● **Set exercise**: Can you restate the records below word for word?

● **Given data**:
^^^^^^^^

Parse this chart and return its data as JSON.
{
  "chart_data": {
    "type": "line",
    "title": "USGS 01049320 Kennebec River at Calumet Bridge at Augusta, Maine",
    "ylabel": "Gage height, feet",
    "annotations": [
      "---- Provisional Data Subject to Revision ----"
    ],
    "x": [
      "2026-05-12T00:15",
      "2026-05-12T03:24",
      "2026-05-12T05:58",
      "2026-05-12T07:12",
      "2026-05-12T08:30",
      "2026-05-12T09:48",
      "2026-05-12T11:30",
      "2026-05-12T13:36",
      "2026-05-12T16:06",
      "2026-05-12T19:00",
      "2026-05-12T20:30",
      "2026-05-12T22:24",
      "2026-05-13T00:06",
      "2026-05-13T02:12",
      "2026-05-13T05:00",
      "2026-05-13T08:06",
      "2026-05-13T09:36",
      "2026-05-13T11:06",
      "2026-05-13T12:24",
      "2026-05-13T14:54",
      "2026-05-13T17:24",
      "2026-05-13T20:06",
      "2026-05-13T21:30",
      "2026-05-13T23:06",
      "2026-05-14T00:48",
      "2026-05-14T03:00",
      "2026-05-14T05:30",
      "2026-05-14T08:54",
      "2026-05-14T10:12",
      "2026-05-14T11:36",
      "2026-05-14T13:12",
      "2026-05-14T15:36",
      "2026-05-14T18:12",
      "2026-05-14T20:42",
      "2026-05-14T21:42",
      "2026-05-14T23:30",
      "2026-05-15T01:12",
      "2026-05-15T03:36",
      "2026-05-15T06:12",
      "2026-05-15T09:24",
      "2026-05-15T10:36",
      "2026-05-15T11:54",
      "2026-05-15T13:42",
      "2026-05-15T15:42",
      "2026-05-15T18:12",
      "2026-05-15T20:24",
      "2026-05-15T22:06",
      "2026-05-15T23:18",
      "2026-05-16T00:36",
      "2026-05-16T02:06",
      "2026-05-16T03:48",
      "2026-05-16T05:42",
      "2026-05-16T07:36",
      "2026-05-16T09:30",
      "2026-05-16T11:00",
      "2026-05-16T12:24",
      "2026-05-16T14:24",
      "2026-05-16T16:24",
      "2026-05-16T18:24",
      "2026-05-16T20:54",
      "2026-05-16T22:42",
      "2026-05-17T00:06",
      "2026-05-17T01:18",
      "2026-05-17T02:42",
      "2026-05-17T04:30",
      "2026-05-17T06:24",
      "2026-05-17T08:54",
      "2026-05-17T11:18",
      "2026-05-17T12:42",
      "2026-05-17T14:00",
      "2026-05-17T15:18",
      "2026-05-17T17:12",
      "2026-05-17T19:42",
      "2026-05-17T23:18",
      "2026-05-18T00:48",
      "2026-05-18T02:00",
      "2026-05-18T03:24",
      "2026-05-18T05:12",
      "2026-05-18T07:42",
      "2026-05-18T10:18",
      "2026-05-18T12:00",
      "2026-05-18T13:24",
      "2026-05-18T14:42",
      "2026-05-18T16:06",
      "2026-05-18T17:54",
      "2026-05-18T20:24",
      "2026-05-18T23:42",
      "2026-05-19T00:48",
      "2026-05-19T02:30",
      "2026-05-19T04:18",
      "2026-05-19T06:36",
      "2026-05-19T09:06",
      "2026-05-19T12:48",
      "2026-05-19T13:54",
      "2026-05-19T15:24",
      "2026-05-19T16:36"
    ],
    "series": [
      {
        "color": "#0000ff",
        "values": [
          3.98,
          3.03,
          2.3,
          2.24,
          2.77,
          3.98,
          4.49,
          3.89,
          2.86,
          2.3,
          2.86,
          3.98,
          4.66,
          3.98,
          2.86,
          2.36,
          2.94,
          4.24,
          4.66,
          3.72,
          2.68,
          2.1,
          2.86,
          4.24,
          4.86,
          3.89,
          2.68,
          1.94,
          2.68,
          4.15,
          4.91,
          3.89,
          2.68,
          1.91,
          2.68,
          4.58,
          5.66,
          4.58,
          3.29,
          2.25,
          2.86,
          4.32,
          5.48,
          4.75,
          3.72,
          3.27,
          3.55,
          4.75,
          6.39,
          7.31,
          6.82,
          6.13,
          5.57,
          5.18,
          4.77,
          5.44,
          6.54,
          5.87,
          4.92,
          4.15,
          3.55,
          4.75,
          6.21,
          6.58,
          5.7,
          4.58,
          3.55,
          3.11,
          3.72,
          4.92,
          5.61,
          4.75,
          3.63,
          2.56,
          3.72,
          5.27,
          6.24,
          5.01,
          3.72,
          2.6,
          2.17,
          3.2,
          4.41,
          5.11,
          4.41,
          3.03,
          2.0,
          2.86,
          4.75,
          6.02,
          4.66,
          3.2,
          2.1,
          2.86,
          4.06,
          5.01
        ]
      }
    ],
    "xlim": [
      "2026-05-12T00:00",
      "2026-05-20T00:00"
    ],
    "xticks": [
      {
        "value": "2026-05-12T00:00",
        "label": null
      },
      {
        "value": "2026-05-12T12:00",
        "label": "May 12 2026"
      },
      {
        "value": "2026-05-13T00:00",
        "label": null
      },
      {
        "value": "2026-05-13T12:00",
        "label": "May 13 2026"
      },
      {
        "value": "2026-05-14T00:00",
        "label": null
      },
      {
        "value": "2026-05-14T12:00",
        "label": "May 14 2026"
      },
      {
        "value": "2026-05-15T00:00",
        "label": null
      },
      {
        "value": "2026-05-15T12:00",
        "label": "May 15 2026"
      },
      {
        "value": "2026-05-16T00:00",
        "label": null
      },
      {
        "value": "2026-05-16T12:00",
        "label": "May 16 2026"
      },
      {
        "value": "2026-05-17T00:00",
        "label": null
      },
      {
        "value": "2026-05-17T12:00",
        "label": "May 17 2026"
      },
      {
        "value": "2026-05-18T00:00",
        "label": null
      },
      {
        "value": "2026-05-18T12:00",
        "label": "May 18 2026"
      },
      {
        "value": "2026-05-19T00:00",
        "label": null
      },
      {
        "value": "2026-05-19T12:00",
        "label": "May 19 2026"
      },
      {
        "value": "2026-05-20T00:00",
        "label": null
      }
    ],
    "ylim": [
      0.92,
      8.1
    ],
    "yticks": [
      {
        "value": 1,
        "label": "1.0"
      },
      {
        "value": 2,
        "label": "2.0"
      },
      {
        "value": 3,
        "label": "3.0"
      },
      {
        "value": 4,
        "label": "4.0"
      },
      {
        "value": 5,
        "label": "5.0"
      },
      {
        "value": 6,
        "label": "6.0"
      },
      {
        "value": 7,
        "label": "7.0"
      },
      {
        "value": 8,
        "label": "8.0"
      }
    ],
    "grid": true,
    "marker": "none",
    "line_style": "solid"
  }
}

^^^^^^^^

● **Solution below**:
Parse this chart and return its data as JSON.
{
  "chart_data": {
    "type": "line",
    "title": "USGS 01049320 Kennebec River at Calumet Bridge at Augusta, Maine",
    "ylabel": "Gage height, feet",
    "annotations": [
      "---- Provisional Data Subject to Revision ----"
    ],
    "x": [
      "2026-05-12T00:15",
      "2026-05-12T03:24",
      "2026-05-12T05:58",
      "2026-05-12T07:12",
      "2026-05-12T08:30",
      "2026-05-12T09:48",
      "2026-05-12T11:30",
      "2026-05-12T13:36",
      "2026-05-12T16:06",
      "2026-05-12T19:00",
      "2026-05-12T20:30",
      "2026-05-12T22:24",
      "2026-05-13T00:06",
      "2026-05-13T02:12",
      "2026-05-13T05:00",
      "2026-05-13T08:06",
      "2026-05-13T09:36",
      "2026-05-13T11:06",
      "2026-05-13T12:24",
      "2026-05-13T14:54",
      "2026-05-13T17:24",
      "2026-05-13T20:06",
      "2026-05-13T21:30",
      "2026-05-13T23:06",
      "2026-05-14T00:48",
      "2026-05-14T03:00",
      "2026-05-14T05:30",
      "2026-05-14T08:54",
      "2026-05-14T10:12",
      "2026-05-14T11:36",
      "2026-05-14T13:12",
      "2026-05-14T15:36",
      "2026-05-14T18:12",
      "2026-05-14T20:42",
      "2026-05-14T21:42",
      "2026-05-14T23:30",
      "2026-05-15T01:12",
      "2026-05-15T03:36",
      "2026-05-15T06:12",
      "2026-05-15T09:24",
      "2026-05-15T10:36",
      "2026-05-15T11:54",
      "2026-05-15T13:42",
      "2026-05-15T15:42",
      "2026-05-15T18:12",
      "2026-05-15T20:24",
      "2026-05-15T22:06",
      "2026-05-15T23:18",
      "2026-05-16T00:36",
      "2026-05-16T02:06",
      "2026-05-16T03:48",
      "2026-05-16T05:42",
      "2026-05-16T07:36",
      "2026-05-16T09:30",
      "2026-05-16T11:00",
      "2026-05-16T12:24",
      "2026-05-16T14:24",
      "2026-05-16T16:24",
      "2026-05-16T18:24",
      "2026-05-16T20:54",
      "2026-05-16T22:42",
      "2026-05-17T00:06",
      "2026-05-17T01:18",
      "2026-05-17T02:42",
      "2026-05-17T04:30",
      "2026-05-17T06:24",
      "2026-05-17T08:54",
      "2026-05-17T11:18",
      "2026-05-17T12:42",
      "2026-05-17T14:00",
      "2026-05-17T15:18",
      "2026-05-17T17:12",
      "2026-05-17T19:42",
      "2026-05-17T23:18",
      "2026-05-18T00:48",
      "2026-05-18T02:00",
      "2026-05-18T03:24",
      "2026-05-18T05:12",
      "2026-05-18T07:42",
      "2026-05-18T10:18",
      "2026-05-18T12:00",
      "2026-05-18T13:24",
      "2026-05-18T14:42",
      "2026-05-18T16:06",
      "2026-05-18T17:54",
      "2026-05-18T20:24",
      "2026-05-18T23:42",
      "2026-05-19T00:48",
      "2026-05-19T02:30",
      "2026-05-19T04:18",
      "2026-05-19T06:36",
      "2026-05-19T09:06",
      "2026-05-19T12:48",
      "2026-05-19T13:54",
      "2026-05-19T15:24",
      "2026-05-19T16:36"
    ],
    "series": [
      {
        "color": "#0000ff",
        "values": [
          3.98,
          3.03,
          2.3,
          2.24,
          2.77,
          3.98,
          4.49,
          3.89,
          2.86,
          2.3,
          2.86,
          3.98,
          4.66,
          3.98,
          2.86,
          2.36,
          2.94,
          4.24,
          4.66,
          3.72,
          2.68,
          2.1,
          2.86,
          4.24,
          4.86,
          3.89,
          2.68,
          1.94,
          2.68,
          4.15,
          4.91,
          3.89,
          2.68,
          1.91,
          2.68,
          4.58,
          5.66,
          4.58,
          3.29,
          2.25,
          2.86,
          4.32,
          5.48,
          4.75,
          3.72,
          3.27,
          3.55,
          4.75,
          6.39,
          7.31,
          6.82,
          6.13,
          5.57,
          5.18,
          4.77,
          5.44,
          6.54,
          5.87,
          4.92,
          4.15,
          3.55,
          4.75,
          6.21,
          6.58,
          5.7,
          4.58,
          3.55,
          3.11,
          3.72,
          4.92,
          5.61,
          4.75,
          3.63,
          2.56,
          3.72,
          5.27,
          6.24,
          5.01,
          3.72,
          2.6,
          2.17,
          3.2,
          4.41,
          5.11,
          4.41,
          3.03,
          2.0,
          2.86,
          4.75,
          6.02,
          4.66,
          3.2,
          2.1,
          2.86,
          4.06,
          5.01
        ]
      }
    ],
    "xlim": [
      "2026-05-12T00:00",
      "2026-05-20T00:00"
    ],
    "xticks": [
      {
        "value": "2026-05-12T00:00",
        "label": null
      },
      {
        "value": "2026-05-12T12:00",
        "label": "May 12 2026"
      },
      {
        "value": "2026-05-13T00:00",
        "label": null
      },
      {
        "value": "2026-05-13T12:00",
        "label": "May 13 2026"
      },
      {
        "value": "2026-05-14T00:00",
        "label": null
      },
      {
        "value": "2026-05-14T12:00",
        "label": "May 14 2026"
      },
      {
        "value": "2026-05-15T00:00",
        "label": null
      },
      {
        "value": "2026-05-15T12:00",
        "label": "May 15 2026"
      },
      {
        "value": "2026-05-16T00:00",
        "label": null
      },
      {
        "value": "2026-05-16T12:00",
        "label": "May 16 2026"
      },
      {
        "value": "2026-05-17T00:00",
        "label": null
      },
      {
        "value": "2026-05-17T12:00",
        "label": "May 17 2026"
      },
      {
        "value": "2026-05-18T00:00",
        "label": null
      },
      {
        "value": "2026-05-18T12:00",
        "label": "May 18 2026"
      },
      {
        "value": "2026-05-19T00:00",
        "label": null
      },
      {
        "value": "2026-05-19T12:00",
        "label": "May 19 2026"
      },
      {
        "value": "2026-05-20T00:00",
        "label": null
      }
    ],
    "ylim": [
      0.92,
      8.1
    ],
    "yticks": [
      {
        "value": 1,
        "label": "1.0"
      },
      {
        "value": 2,
        "label": "2.0"
      },
      {
        "value": 3,
        "label": "3.0"
      },
      {
        "value": 4,
        "label": "4.0"
      },
      {
        "value": 5,
        "label": "5.0"
      },
      {
        "value": 6,
        "label": "6.0"
      },
      {
        "value": 7,
        "label": "7.0"
      },
      {
        "value": 8,
        "label": "8.0"
      }
    ],
    "grid": true,
    "marker": "none",
    "line_style": "solid"
  }
}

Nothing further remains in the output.